EXERCISE INSTRUCTIONS. Give back every line exactly as it appears, pictures excluded.

SOURCE DATA.

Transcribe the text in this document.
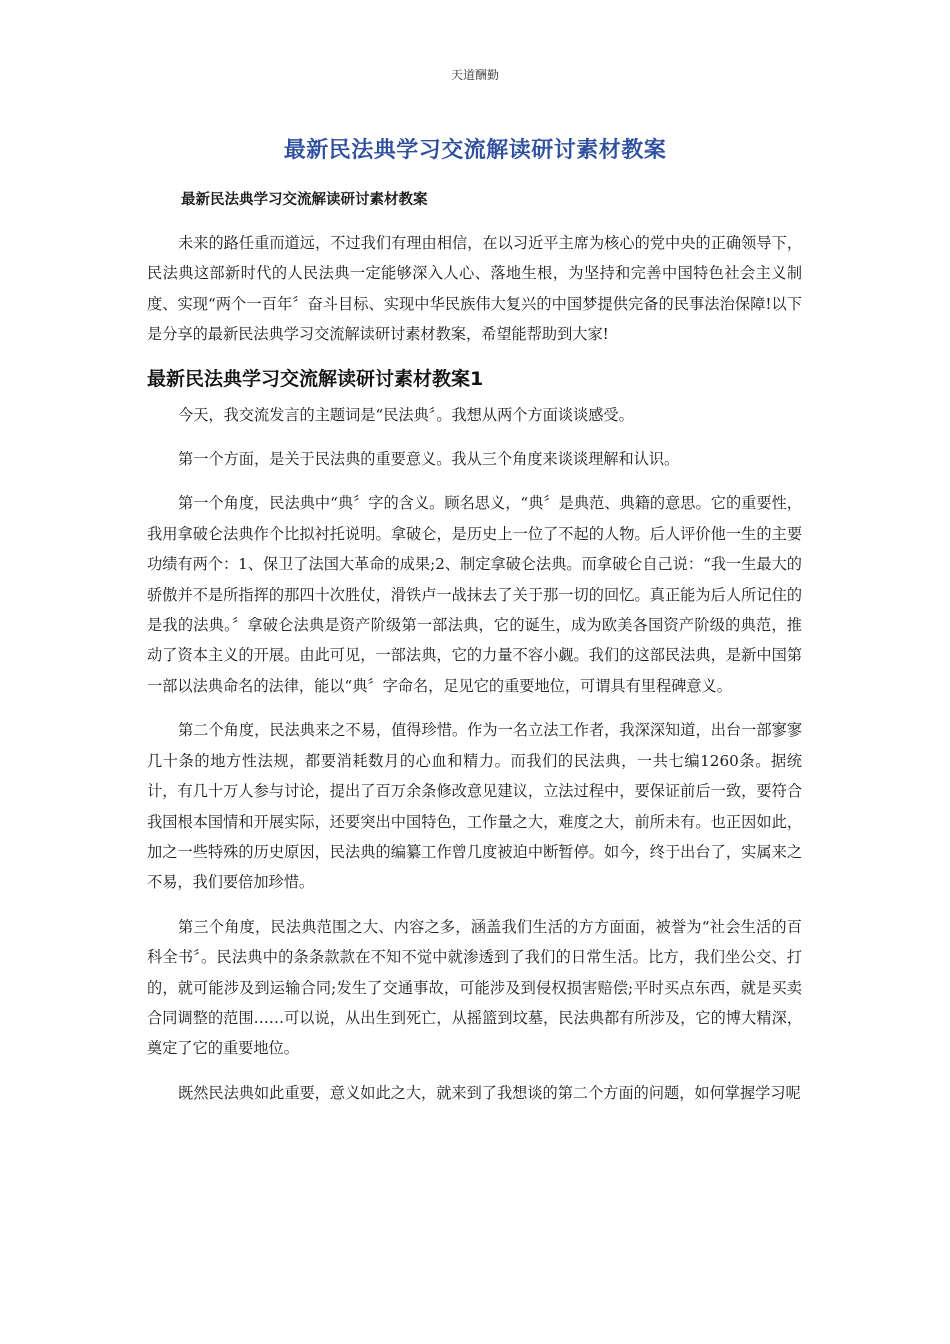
天道酬勤
最新民法典学习交流解读研讨素材教案
最新民法典学习交流解读研讨素材教案

未来的路任重而道远，不过我们有理由相信，在以习近平主席为核心的党中央的正确领导下，民法典这部新时代的人民法典一定能够深入人心、落地生根，为坚持和完善中国特色社会主义制度、实现“两个一百年〞奋斗目标、实现中华民族伟大复兴的中国梦提供完备的民事法治保障!以下是分享的最新民法典学习交流解读研讨素材教案，希望能帮助到大家!

最新民法典学习交流解读研讨素材教案1

今天，我交流发言的主题词是“民法典〞。我想从两个方面谈谈感受。

第一个方面，是关于民法典的重要意义。我从三个角度来谈谈理解和认识。

第一个角度，民法典中“典〞字的含义。顾名思义，“典〞是典范、典籍的意思。它的重要性，我用拿破仑法典作个比拟衬托说明。拿破仑，是历史上一位了不起的人物。后人评价他一生的主要功绩有两个：1、保卫了法国大革命的成果;2、制定拿破仑法典。而拿破仑自己说：“我一生最大的骄傲并不是所指挥的那四十次胜仗，滑铁卢一战抹去了关于那一切的回忆。真正能为后人所记住的是我的法典。〞拿破仑法典是资产阶级第一部法典，它的诞生，成为欧美各国资产阶级的典范，推动了资本主义的开展。由此可见，一部法典，它的力量不容小觑。我们的这部民法典，是新中国第一部以法典命名的法律，能以“典〞字命名，足见它的重要地位，可谓具有里程碑意义。

第二个角度，民法典来之不易，值得珍惜。作为一名立法工作者，我深深知道，出台一部寥寥几十条的地方性法规，都要消耗数月的心血和精力。而我们的民法典，一共七编1260条。据统计，有几十万人参与讨论，提出了百万余条修改意见建议，立法过程中，要保证前后一致，要符合我国根本国情和开展实际，还要突出中国特色，工作量之大，难度之大，前所未有。也正因如此，加之一些特殊的历史原因，民法典的编纂工作曾几度被迫中断暂停。如今，终于出台了，实属来之不易，我们要倍加珍惜。

第三个角度，民法典范围之大、内容之多，涵盖我们生活的方方面面，被誉为“社会生活的百科全书〞。民法典中的条条款款在不知不觉中就渗透到了我们的日常生活。比方，我们坐公交、打的，就可能涉及到运输合同;发生了交通事故，可能涉及到侵权损害赔偿;平时买点东西，就是买卖合同调整的范围……可以说，从出生到死亡，从摇篮到坟墓，民法典都有所涉及，它的博大精深，奠定了它的重要地位。

既然民法典如此重要，意义如此之大，就来到了我想谈的第二个方面的问题，如何掌握学习呢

ANSWER TO THE TASK.
Transcribe the text in this document.
天道酬勤
最新民法典学习交流解读研讨素材教案
最新民法典学习交流解读研讨素材教案

未来的路任重而道远，不过我们有理由相信，在以习近平主席为核心的党中央的正确领导下，民法典这部新时代的人民法典一定能够深入人心、落地生根，为坚持和完善中国特色社会主义制度、实现“两个一百年〞奋斗目标、实现中华民族伟大复兴的中国梦提供完备的民事法治保障!以下是分享的最新民法典学习交流解读研讨素材教案，希望能帮助到大家!

最新民法典学习交流解读研讨素材教案1

今天，我交流发言的主题词是“民法典〞。我想从两个方面谈谈感受。

第一个方面，是关于民法典的重要意义。我从三个角度来谈谈理解和认识。

第一个角度，民法典中“典〞字的含义。顾名思义，“典〞是典范、典籍的意思。它的重要性，我用拿破仑法典作个比拟衬托说明。拿破仑，是历史上一位了不起的人物。后人评价他一生的主要功绩有两个：1、保卫了法国大革命的成果;2、制定拿破仑法典。而拿破仑自己说：“我一生最大的骄傲并不是所指挥的那四十次胜仗，滑铁卢一战抹去了关于那一切的回忆。真正能为后人所记住的是我的法典。〞拿破仑法典是资产阶级第一部法典，它的诞生，成为欧美各国资产阶级的典范，推动了资本主义的开展。由此可见，一部法典，它的力量不容小觑。我们的这部民法典，是新中国第一部以法典命名的法律，能以“典〞字命名，足见它的重要地位，可谓具有里程碑意义。

第二个角度，民法典来之不易，值得珍惜。作为一名立法工作者，我深深知道，出台一部寥寥几十条的地方性法规，都要消耗数月的心血和精力。而我们的民法典，一共七编1260条。据统计，有几十万人参与讨论，提出了百万余条修改意见建议，立法过程中，要保证前后一致，要符合我国根本国情和开展实际，还要突出中国特色，工作量之大，难度之大，前所未有。也正因如此，加之一些特殊的历史原因，民法典的编纂工作曾几度被迫中断暂停。如今，终于出台了，实属来之不易，我们要倍加珍惜。

第三个角度，民法典范围之大、内容之多，涵盖我们生活的方方面面，被誉为“社会生活的百科全书〞。民法典中的条条款款在不知不觉中就渗透到了我们的日常生活。比方，我们坐公交、打的，就可能涉及到运输合同;发生了交通事故，可能涉及到侵权损害赔偿;平时买点东西，就是买卖合同调整的范围……可以说，从出生到死亡，从摇篮到坟墓，民法典都有所涉及，它的博大精深，奠定了它的重要地位。

既然民法典如此重要，意义如此之大，就来到了我想谈的第二个方面的问题，如何掌握学习呢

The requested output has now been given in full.